— Given exercise —
Lines holding the string "framework" are the ones to copy; find them all in the data.

· · ·

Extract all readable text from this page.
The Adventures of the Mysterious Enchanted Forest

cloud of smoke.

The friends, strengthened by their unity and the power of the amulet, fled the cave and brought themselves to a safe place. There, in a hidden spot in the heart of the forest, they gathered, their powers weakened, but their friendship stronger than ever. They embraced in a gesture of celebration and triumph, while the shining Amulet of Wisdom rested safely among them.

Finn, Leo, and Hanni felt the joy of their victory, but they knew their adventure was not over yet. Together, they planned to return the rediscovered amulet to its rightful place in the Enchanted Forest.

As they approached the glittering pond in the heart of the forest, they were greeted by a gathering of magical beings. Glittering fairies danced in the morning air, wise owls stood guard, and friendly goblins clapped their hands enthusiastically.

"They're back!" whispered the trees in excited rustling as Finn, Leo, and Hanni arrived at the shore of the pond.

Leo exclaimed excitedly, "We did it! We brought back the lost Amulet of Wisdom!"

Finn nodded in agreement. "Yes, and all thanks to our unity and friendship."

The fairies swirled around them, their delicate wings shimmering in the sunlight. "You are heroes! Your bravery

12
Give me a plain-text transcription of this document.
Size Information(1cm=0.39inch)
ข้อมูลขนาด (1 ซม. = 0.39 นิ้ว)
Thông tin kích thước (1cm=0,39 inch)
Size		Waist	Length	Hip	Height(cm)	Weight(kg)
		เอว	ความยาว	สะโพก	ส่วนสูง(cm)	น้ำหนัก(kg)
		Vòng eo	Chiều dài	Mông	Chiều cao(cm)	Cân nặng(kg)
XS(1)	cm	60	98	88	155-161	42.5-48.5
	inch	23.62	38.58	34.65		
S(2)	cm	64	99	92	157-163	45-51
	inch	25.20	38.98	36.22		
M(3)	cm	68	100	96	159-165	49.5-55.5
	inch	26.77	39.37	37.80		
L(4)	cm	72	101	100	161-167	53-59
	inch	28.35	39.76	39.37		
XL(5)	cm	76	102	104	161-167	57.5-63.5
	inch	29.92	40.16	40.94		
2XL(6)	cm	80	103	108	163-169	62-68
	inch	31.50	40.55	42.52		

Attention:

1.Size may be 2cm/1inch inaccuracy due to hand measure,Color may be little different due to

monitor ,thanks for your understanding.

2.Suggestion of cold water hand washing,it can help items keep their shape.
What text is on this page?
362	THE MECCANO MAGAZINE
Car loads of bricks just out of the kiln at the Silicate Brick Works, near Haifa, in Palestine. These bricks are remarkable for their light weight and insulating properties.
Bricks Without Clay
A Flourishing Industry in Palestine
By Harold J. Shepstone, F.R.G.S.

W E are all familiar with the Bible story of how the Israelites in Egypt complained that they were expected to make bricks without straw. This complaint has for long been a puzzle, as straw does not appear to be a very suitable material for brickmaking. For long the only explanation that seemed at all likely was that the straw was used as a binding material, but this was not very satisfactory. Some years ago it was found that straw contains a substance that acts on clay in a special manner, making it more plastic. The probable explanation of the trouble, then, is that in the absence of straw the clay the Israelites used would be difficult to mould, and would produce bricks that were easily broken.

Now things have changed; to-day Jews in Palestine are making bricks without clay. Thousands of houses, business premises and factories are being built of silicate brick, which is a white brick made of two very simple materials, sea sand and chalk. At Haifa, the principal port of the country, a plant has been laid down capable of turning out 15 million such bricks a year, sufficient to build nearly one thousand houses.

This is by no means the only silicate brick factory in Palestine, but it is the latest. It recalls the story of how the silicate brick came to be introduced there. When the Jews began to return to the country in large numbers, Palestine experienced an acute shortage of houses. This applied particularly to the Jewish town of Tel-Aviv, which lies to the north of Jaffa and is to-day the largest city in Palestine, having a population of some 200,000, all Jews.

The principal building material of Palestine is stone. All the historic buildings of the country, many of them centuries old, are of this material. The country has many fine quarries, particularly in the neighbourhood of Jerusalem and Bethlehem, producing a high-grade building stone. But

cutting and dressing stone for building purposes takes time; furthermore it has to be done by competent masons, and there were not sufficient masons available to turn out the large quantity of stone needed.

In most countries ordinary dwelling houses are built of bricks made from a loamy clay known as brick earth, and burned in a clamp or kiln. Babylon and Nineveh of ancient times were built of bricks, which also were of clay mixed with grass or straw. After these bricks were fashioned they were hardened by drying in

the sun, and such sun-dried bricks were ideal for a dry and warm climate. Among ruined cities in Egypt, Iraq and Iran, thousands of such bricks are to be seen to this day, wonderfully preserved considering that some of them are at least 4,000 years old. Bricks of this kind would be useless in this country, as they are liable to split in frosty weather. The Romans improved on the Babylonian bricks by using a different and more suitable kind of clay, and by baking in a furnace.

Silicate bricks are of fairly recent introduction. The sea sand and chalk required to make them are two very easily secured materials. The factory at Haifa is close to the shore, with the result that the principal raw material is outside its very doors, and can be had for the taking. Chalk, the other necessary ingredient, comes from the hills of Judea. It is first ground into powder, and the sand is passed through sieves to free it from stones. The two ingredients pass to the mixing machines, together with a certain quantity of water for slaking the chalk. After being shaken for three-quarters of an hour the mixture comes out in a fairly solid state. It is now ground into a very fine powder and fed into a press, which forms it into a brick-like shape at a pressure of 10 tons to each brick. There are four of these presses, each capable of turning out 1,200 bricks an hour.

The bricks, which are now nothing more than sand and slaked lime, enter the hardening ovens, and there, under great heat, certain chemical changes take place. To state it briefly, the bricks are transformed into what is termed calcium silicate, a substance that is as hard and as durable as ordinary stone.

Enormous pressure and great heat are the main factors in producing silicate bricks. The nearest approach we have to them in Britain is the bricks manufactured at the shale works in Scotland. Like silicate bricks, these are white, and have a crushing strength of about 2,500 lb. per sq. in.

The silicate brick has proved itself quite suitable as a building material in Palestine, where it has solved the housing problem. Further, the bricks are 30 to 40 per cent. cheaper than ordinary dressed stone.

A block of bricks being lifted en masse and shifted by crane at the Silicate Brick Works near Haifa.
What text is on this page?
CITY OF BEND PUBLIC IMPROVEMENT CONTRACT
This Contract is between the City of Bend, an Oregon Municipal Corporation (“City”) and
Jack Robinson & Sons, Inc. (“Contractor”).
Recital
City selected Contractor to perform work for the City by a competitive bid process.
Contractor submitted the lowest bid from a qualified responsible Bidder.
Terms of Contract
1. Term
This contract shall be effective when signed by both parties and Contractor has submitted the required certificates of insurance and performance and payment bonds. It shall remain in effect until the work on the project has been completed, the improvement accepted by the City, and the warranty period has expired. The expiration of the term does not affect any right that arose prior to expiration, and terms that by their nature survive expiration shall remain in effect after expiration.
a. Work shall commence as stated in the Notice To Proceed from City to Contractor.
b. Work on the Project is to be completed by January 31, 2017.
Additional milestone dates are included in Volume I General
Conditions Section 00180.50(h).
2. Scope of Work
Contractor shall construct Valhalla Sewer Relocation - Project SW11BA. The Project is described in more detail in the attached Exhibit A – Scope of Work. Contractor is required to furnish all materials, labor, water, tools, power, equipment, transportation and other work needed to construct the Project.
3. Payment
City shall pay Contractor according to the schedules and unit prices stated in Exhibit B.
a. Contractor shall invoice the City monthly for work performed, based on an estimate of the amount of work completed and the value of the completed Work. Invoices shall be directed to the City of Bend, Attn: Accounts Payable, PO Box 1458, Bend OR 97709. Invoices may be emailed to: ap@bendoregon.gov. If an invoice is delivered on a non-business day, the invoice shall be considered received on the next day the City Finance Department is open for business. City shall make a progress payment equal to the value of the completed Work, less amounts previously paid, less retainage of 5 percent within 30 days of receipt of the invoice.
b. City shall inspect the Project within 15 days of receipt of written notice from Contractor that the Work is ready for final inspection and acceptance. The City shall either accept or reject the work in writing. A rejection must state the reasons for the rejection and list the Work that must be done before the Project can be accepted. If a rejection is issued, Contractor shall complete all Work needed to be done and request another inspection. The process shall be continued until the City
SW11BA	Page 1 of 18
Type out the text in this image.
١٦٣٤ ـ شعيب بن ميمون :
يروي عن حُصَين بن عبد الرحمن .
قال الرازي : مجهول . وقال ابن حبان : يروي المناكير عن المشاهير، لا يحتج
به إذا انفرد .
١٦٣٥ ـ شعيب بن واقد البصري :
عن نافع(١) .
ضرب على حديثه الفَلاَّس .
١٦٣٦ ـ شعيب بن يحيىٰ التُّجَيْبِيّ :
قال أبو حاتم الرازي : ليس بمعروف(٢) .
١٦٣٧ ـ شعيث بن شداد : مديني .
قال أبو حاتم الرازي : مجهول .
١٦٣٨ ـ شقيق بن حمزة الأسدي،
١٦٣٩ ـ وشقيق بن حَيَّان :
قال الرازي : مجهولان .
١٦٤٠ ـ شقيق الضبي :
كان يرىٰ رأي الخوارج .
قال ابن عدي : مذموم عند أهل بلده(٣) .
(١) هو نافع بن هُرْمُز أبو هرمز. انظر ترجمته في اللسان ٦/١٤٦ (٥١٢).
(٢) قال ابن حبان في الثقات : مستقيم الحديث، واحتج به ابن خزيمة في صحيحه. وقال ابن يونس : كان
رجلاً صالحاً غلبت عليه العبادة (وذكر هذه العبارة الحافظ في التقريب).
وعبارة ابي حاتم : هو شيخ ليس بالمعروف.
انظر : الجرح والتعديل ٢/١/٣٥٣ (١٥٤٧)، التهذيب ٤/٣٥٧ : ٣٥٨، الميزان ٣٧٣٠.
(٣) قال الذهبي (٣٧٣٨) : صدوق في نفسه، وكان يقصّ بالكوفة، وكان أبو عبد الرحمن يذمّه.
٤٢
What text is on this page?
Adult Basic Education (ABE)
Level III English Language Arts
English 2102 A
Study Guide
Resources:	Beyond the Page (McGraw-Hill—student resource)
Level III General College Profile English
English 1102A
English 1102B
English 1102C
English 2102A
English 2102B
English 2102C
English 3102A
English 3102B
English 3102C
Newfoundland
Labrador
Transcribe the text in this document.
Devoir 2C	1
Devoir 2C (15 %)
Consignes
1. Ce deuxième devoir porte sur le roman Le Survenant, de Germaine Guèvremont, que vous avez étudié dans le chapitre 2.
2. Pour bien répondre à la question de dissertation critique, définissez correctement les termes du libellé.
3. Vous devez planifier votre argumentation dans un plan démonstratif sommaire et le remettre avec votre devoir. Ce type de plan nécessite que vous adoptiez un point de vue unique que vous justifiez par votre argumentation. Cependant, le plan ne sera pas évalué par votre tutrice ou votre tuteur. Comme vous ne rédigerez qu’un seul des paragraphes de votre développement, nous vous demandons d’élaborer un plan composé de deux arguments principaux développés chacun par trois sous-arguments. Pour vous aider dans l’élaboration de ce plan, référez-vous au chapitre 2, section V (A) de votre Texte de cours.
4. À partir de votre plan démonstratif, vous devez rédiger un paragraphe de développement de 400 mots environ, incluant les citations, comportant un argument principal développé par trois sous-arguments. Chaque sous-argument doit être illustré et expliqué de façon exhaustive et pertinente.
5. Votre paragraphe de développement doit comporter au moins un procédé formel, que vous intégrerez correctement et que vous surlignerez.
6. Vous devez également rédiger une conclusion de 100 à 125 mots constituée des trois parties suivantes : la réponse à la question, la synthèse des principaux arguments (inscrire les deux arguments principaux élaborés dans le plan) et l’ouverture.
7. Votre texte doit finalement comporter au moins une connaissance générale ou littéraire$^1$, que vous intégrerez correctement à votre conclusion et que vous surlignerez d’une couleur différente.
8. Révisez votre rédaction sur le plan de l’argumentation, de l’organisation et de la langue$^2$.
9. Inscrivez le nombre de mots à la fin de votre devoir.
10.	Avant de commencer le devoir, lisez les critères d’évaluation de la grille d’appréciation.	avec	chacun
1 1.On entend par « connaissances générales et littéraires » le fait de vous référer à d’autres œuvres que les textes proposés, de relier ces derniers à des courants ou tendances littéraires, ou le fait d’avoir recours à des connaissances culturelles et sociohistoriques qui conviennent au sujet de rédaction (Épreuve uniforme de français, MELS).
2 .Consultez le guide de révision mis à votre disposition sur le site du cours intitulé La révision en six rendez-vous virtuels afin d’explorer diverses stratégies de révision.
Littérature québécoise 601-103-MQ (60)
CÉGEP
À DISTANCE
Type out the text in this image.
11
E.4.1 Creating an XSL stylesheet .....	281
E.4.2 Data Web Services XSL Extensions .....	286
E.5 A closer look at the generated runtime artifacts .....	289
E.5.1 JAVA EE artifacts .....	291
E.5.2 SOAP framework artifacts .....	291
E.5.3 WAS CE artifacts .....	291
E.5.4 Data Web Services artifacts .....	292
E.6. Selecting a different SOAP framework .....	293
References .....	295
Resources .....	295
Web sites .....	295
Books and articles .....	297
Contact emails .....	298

· · ·

— Right answer —
E.5.2 SOAP framework artifacts .....	291
E.6. Selecting a different SOAP framework .....	293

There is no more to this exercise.